▶ EXERCISE BRIEF: Find the line containing "Serialize everything readable". Quote it and every line after it, exactly, through the end; skip pictures.

▶ DATASET RECORDS:
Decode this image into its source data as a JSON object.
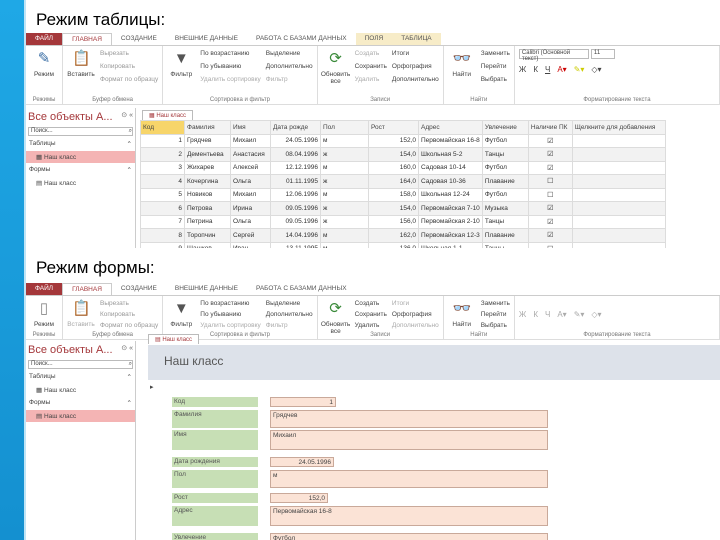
{
  "slide": {
    "title_table": "Режим таблицы:",
    "title_form": "Режим формы:"
  },
  "shot1": {
    "tabs": [
      "ФАЙЛ",
      "ГЛАВНАЯ",
      "СОЗДАНИЕ",
      "ВНЕШНИЕ ДАННЫЕ",
      "РАБОТА С БАЗАМИ ДАННЫХ",
      "ПОЛЯ",
      "ТАБЛИЦА"
    ],
    "ribbon": {
      "views": {
        "label": "Режим",
        "group": "Режимы"
      },
      "clipboard": {
        "paste": "Вставить",
        "cut": "Вырезать",
        "copy": "Копировать",
        "format": "Формат по образцу",
        "group": "Буфер обмена"
      },
      "sort": {
        "filter": "Фильтр",
        "asc": "По возрастанию",
        "desc": "По убыванию",
        "remove": "Удалить сортировку",
        "selection": "Выделение",
        "advanced": "Дополнительно",
        "toggle": "Фильтр",
        "group": "Сортировка и фильтр"
      },
      "records": {
        "refresh": "Обновить все",
        "new": "Создать",
        "save": "Сохранить",
        "delete": "Удалить",
        "totals": "Итоги",
        "spelling": "Орфография",
        "more": "Дополнительно",
        "group": "Записи"
      },
      "find": {
        "find": "Найти",
        "replace": "Заменить",
        "goto": "Перейти",
        "select": "Выбрать",
        "group": "Найти"
      },
      "format": {
        "font": "Calibri (Основной текст)",
        "size": "11",
        "bold": "Ж",
        "italic": "К",
        "underline": "Ч",
        "group": "Форматирование текста"
      }
    },
    "nav": {
      "title": "Все объекты А...",
      "search": "Поиск...",
      "sections": [
        {
          "label": "Таблицы",
          "items": [
            "Наш класс"
          ]
        },
        {
          "label": "Формы",
          "items": [
            "Наш класс"
          ]
        }
      ]
    },
    "doc_tab": "Наш класс",
    "columns": [
      "Код",
      "Фамилия",
      "Имя",
      "Дата рожде",
      "Пол",
      "Рост",
      "Адрес",
      "Увлечение",
      "Наличие ПК",
      "Щелкните для добавления"
    ],
    "rows": [
      [
        "1",
        "Грядчев",
        "Михаил",
        "24.05.1996",
        "м",
        "152,0",
        "Первомайская 16-8",
        "Футбол",
        true
      ],
      [
        "2",
        "Дементьева",
        "Анастасия",
        "08.04.1996",
        "ж",
        "154,0",
        "Школьная 5-2",
        "Танцы",
        true
      ],
      [
        "3",
        "Жихарев",
        "Алексей",
        "12.12.1996",
        "м",
        "160,0",
        "Садовая 10-14",
        "Футбол",
        true
      ],
      [
        "4",
        "Кочергина",
        "Ольга",
        "01.11.1995",
        "ж",
        "164,0",
        "Садовая 10-36",
        "Плавание",
        false
      ],
      [
        "5",
        "Новиков",
        "Михаил",
        "12.06.1996",
        "м",
        "158,0",
        "Школьная 12-24",
        "Футбол",
        false
      ],
      [
        "6",
        "Петрова",
        "Ирина",
        "09.05.1996",
        "ж",
        "154,0",
        "Первомайская 7-10",
        "Музыка",
        true
      ],
      [
        "7",
        "Петрина",
        "Ольга",
        "09.05.1996",
        "ж",
        "156,0",
        "Первомайская 2-10",
        "Танцы",
        true
      ],
      [
        "8",
        "Торопчин",
        "Сергей",
        "14.04.1996",
        "м",
        "162,0",
        "Первомайская 12-3",
        "Плавание",
        true
      ],
      [
        "9",
        "Шашков",
        "Иван",
        "13.11.1995",
        "м",
        "136,0",
        "Школьная 1-1",
        "Танцы",
        false
      ]
    ]
  },
  "shot2": {
    "tabs": [
      "ФАЙЛ",
      "ГЛАВНАЯ",
      "СОЗДАНИЕ",
      "ВНЕШНИЕ ДАННЫЕ",
      "РАБОТА С БАЗАМИ ДАННЫХ"
    ],
    "ribbon": {
      "views": {
        "label": "Режим",
        "group": "Режимы"
      },
      "clipboard": {
        "paste": "Вставить",
        "cut": "Вырезать",
        "copy": "Копировать",
        "format": "Формат по образцу",
        "group": "Буфер обмена"
      },
      "sort": {
        "filter": "Фильтр",
        "asc": "По возрастанию",
        "desc": "По убыванию",
        "remove": "Удалить сортировку",
        "selection": "Выделение",
        "advanced": "Дополнительно",
        "toggle": "Фильтр",
        "group": "Сортировка и фильтр"
      },
      "records": {
        "refresh": "Обновить все",
        "new": "Создать",
        "save": "Сохранить",
        "delete": "Удалить",
        "totals": "Итоги",
        "spelling": "Орфография",
        "more": "Дополнительно",
        "group": "Записи"
      },
      "find": {
        "find": "Найти",
        "replace": "Заменить",
        "goto": "Перейти",
        "select": "Выбрать",
        "group": "Найти"
      },
      "format": {
        "bold": "Ж",
        "italic": "К",
        "underline": "Ч",
        "group": "Форматирование текста"
      }
    },
    "nav": {
      "title": "Все объекты А...",
      "search": "Поиск...",
      "sections": [
        {
          "label": "Таблицы",
          "items": [
            "Наш класс"
          ]
        },
        {
          "label": "Формы",
          "items": [
            "Наш класс"
          ]
        }
      ]
    },
    "doc_tab": "Наш класс",
    "form_title": "Наш класс",
    "fields": [
      {
        "label": "Код",
        "value": "1"
      },
      {
        "label": "Фамилия",
        "value": "Грядчев"
      },
      {
        "label": "Имя",
        "value": "Михаил"
      },
      {
        "label": "Дата рождения",
        "value": "24.05.1996"
      },
      {
        "label": "Пол",
        "value": "м"
      },
      {
        "label": "Рост",
        "value": "152,0"
      },
      {
        "label": "Адрес",
        "value": "Первомайская 16-8"
      },
      {
        "label": "Увлечение",
        "value": "Футбол"
      }
    ]
  }
}
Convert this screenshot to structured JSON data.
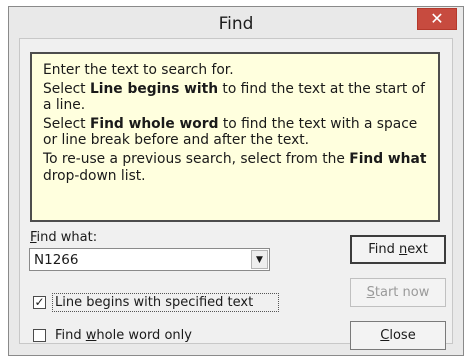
{
  "window": {
    "title": "Find",
    "close_glyph": "✕"
  },
  "info": {
    "line1": "Enter the text to search for.",
    "line2_pre": "Select ",
    "line2_bold": "Line begins with",
    "line2_post": " to find the text at the start of a line.",
    "line3_pre": "Select ",
    "line3_bold": "Find whole word",
    "line3_post": " to find the text with a space or line break before and after the text.",
    "line4_pre": "To re-use a previous search, select from the ",
    "line4_bold": "Find what",
    "line4_post": " drop-down list.",
    "background": "#ffffde"
  },
  "find_what": {
    "label_first": "F",
    "label_rest": "ind what:",
    "value": "N1266",
    "arrow_icon": "chevron-down-icon"
  },
  "options": {
    "line_begins": {
      "label": "Line begins with specified text",
      "checked": true,
      "mark": "✓"
    },
    "whole_word": {
      "label_pre": "Find ",
      "label_u": "w",
      "label_post": "hole word only",
      "checked": false
    }
  },
  "buttons": {
    "find_next": {
      "pre": "Find ",
      "u": "n",
      "post": "ext"
    },
    "start_now": {
      "pre": "",
      "u": "S",
      "post": "tart now",
      "enabled": false
    },
    "close": {
      "pre": "",
      "u": "C",
      "post": "lose"
    }
  },
  "colors": {
    "close_button": "#c74b3f",
    "disabled_text": "#9a9a9a"
  }
}
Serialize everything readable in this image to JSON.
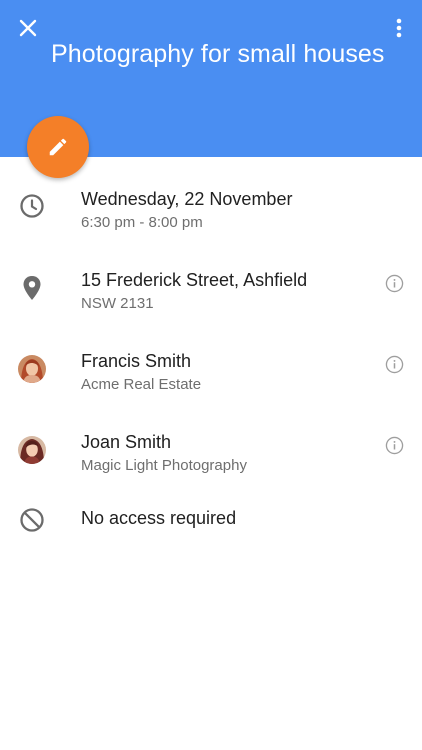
{
  "header": {
    "title": "Photography for small houses",
    "close_icon": "close-icon",
    "more_icon": "more-vertical-icon",
    "background": "#4a8ef2"
  },
  "fab": {
    "icon": "pencil-icon",
    "color": "#f47f28"
  },
  "details": {
    "datetime": {
      "icon": "clock-icon",
      "primary": "Wednesday, 22 November",
      "secondary": "6:30 pm - 8:00 pm"
    },
    "location": {
      "icon": "location-pin-icon",
      "primary": "15 Frederick Street, Ashfield",
      "secondary": "NSW 2131",
      "info_icon": "info-icon"
    },
    "contacts": [
      {
        "name": "Francis Smith",
        "company": "Acme Real Estate",
        "info_icon": "info-icon"
      },
      {
        "name": "Joan Smith",
        "company": "Magic Light Photography",
        "info_icon": "info-icon"
      }
    ],
    "access": {
      "icon": "block-icon",
      "primary": "No access required"
    }
  }
}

▶ ANSWER FOR THE TASK:
Serialize everything readable in this image to JSON.
{
  "header": {
    "title": "Photography for small houses",
    "close_icon": "close-icon",
    "more_icon": "more-vertical-icon",
    "background": "#4a8ef2"
  },
  "fab": {
    "icon": "pencil-icon",
    "color": "#f47f28"
  },
  "details": {
    "datetime": {
      "icon": "clock-icon",
      "primary": "Wednesday, 22 November",
      "secondary": "6:30 pm - 8:00 pm"
    },
    "location": {
      "icon": "location-pin-icon",
      "primary": "15 Frederick Street, Ashfield",
      "secondary": "NSW 2131",
      "info_icon": "info-icon"
    },
    "contacts": [
      {
        "name": "Francis Smith",
        "company": "Acme Real Estate",
        "info_icon": "info-icon"
      },
      {
        "name": "Joan Smith",
        "company": "Magic Light Photography",
        "info_icon": "info-icon"
      }
    ],
    "access": {
      "icon": "block-icon",
      "primary": "No access required"
    }
  }
}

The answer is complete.